What you should do
Please write out the material below exactly as given.

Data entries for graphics
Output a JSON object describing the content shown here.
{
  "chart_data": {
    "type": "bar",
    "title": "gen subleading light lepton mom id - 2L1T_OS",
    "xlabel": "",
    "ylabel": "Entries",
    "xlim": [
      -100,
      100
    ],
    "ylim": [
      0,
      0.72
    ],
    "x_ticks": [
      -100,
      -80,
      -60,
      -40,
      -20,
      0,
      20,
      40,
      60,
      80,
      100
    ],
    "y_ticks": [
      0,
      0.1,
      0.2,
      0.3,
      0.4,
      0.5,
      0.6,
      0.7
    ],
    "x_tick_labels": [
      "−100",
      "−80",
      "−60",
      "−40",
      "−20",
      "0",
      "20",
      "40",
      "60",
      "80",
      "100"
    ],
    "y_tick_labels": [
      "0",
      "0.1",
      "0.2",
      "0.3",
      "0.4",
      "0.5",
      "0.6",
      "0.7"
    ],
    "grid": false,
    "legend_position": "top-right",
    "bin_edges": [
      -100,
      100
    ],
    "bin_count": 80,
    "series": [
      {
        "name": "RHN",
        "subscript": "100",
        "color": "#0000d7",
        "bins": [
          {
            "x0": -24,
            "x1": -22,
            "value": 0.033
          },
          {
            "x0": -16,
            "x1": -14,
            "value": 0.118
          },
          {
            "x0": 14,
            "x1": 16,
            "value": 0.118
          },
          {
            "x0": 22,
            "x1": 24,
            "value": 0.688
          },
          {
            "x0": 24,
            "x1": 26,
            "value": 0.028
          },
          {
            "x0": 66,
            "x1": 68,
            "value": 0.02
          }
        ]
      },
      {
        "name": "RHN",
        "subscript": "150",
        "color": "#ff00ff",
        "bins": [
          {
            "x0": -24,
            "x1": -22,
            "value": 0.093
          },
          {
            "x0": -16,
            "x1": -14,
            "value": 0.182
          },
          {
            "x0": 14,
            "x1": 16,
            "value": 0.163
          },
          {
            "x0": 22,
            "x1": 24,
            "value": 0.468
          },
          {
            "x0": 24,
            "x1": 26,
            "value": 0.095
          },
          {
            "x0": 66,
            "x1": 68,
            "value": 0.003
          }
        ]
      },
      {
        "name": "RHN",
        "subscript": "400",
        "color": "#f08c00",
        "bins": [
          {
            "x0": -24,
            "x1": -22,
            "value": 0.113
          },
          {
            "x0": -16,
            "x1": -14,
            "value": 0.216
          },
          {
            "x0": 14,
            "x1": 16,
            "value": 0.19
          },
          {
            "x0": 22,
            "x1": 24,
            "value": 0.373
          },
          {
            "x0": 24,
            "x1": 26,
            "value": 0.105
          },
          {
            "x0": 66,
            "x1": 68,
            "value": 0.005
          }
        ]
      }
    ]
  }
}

Solution to this exercise
Output a JSON object describing the content shown here.
{
  "chart_data": {
    "type": "bar",
    "title": "gen subleading light lepton mom id - 2L1T_OS",
    "xlabel": "",
    "ylabel": "Entries",
    "xlim": [
      -100,
      100
    ],
    "ylim": [
      0,
      0.72
    ],
    "x_ticks": [
      -100,
      -80,
      -60,
      -40,
      -20,
      0,
      20,
      40,
      60,
      80,
      100
    ],
    "y_ticks": [
      0,
      0.1,
      0.2,
      0.3,
      0.4,
      0.5,
      0.6,
      0.7
    ],
    "x_tick_labels": [
      "−100",
      "−80",
      "−60",
      "−40",
      "−20",
      "0",
      "20",
      "40",
      "60",
      "80",
      "100"
    ],
    "y_tick_labels": [
      "0",
      "0.1",
      "0.2",
      "0.3",
      "0.4",
      "0.5",
      "0.6",
      "0.7"
    ],
    "grid": false,
    "legend_position": "top-right",
    "bin_edges": [
      -100,
      100
    ],
    "bin_count": 80,
    "series": [
      {
        "name": "RHN",
        "subscript": "100",
        "color": "#0000d7",
        "bins": [
          {
            "x0": -24,
            "x1": -22,
            "value": 0.033
          },
          {
            "x0": -16,
            "x1": -14,
            "value": 0.118
          },
          {
            "x0": 14,
            "x1": 16,
            "value": 0.118
          },
          {
            "x0": 22,
            "x1": 24,
            "value": 0.688
          },
          {
            "x0": 24,
            "x1": 26,
            "value": 0.028
          },
          {
            "x0": 66,
            "x1": 68,
            "value": 0.02
          }
        ]
      },
      {
        "name": "RHN",
        "subscript": "150",
        "color": "#ff00ff",
        "bins": [
          {
            "x0": -24,
            "x1": -22,
            "value": 0.093
          },
          {
            "x0": -16,
            "x1": -14,
            "value": 0.182
          },
          {
            "x0": 14,
            "x1": 16,
            "value": 0.163
          },
          {
            "x0": 22,
            "x1": 24,
            "value": 0.468
          },
          {
            "x0": 24,
            "x1": 26,
            "value": 0.095
          },
          {
            "x0": 66,
            "x1": 68,
            "value": 0.003
          }
        ]
      },
      {
        "name": "RHN",
        "subscript": "400",
        "color": "#f08c00",
        "bins": [
          {
            "x0": -24,
            "x1": -22,
            "value": 0.113
          },
          {
            "x0": -16,
            "x1": -14,
            "value": 0.216
          },
          {
            "x0": 14,
            "x1": 16,
            "value": 0.19
          },
          {
            "x0": 22,
            "x1": 24,
            "value": 0.373
          },
          {
            "x0": 24,
            "x1": 26,
            "value": 0.105
          },
          {
            "x0": 66,
            "x1": 68,
            "value": 0.005
          }
        ]
      }
    ]
  }
}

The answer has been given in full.